**WRITTEN PROBLEM**:
Select and reproduce each line of the listing below that bears the string "Generalbass".

**MATERIAL FOR THE TASK**:
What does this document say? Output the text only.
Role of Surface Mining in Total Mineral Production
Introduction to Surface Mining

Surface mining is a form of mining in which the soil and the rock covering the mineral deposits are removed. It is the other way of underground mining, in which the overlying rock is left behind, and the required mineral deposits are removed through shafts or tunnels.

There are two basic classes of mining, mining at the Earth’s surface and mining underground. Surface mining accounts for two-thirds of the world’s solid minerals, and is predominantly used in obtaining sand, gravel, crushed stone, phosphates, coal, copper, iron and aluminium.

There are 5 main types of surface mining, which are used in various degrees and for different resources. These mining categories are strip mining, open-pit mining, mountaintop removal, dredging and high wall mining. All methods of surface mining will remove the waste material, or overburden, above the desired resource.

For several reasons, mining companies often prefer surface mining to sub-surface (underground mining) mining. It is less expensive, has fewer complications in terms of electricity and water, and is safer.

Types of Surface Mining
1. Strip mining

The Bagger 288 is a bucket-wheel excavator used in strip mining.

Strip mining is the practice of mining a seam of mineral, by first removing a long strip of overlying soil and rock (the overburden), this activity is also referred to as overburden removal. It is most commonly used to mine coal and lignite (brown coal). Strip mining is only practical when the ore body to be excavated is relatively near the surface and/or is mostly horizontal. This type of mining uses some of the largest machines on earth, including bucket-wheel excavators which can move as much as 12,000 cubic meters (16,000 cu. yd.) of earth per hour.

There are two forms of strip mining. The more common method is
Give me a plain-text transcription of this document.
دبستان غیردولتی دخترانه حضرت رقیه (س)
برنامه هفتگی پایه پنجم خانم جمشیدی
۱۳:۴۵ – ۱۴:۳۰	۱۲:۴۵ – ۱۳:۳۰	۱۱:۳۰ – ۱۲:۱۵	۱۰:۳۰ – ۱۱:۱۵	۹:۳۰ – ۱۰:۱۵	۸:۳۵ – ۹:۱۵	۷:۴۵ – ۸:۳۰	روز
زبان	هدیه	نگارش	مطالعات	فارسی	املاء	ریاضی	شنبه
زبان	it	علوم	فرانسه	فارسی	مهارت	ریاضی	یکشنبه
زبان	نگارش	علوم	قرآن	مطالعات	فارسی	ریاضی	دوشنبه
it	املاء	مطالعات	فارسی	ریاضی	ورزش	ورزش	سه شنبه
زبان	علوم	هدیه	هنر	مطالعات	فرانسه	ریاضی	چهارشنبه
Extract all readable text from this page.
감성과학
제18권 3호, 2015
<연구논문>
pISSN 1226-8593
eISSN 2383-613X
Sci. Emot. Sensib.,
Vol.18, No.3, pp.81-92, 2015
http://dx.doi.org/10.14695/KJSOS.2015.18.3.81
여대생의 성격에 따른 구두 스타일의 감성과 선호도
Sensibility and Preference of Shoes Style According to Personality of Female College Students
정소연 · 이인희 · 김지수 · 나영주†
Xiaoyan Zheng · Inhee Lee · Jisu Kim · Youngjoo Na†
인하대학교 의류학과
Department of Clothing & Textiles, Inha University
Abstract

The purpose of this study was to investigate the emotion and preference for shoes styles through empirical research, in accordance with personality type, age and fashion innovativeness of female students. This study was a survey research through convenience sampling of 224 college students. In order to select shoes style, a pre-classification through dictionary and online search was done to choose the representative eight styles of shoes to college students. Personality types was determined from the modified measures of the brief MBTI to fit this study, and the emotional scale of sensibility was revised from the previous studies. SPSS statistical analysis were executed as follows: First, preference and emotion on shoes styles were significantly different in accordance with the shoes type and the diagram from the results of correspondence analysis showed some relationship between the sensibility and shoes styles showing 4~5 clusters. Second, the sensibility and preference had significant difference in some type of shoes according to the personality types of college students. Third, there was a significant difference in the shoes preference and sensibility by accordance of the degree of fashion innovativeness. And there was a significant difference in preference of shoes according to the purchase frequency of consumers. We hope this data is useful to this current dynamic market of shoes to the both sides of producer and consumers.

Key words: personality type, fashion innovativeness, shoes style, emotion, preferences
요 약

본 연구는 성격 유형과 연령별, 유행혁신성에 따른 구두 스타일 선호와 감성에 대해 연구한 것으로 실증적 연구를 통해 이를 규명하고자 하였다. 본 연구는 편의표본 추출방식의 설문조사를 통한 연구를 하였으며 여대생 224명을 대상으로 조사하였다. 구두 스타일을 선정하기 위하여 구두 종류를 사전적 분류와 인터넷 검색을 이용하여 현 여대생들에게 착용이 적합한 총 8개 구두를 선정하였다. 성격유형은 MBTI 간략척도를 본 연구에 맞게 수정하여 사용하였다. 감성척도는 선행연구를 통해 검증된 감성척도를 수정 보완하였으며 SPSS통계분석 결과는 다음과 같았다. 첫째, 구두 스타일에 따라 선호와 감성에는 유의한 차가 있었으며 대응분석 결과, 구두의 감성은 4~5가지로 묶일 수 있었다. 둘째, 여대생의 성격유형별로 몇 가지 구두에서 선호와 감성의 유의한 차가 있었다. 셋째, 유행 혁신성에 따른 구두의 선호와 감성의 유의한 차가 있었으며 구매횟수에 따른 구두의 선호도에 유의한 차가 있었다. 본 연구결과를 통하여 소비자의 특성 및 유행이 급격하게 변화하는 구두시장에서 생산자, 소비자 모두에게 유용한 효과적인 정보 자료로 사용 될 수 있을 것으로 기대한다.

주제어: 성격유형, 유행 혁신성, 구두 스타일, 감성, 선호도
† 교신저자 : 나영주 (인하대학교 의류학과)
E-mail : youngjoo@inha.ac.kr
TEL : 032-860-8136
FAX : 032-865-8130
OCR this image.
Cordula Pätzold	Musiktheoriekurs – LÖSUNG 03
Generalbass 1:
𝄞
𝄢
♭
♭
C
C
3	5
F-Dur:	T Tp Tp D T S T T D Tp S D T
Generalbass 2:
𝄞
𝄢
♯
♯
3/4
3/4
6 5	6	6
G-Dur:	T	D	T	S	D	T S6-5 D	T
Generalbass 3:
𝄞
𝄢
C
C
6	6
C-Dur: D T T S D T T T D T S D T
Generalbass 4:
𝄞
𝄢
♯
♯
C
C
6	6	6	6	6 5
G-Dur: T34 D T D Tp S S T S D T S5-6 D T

**SOLUTION TO THIS TASK**:
Generalbass 1:
Generalbass 2:
Generalbass 3:
Generalbass 4:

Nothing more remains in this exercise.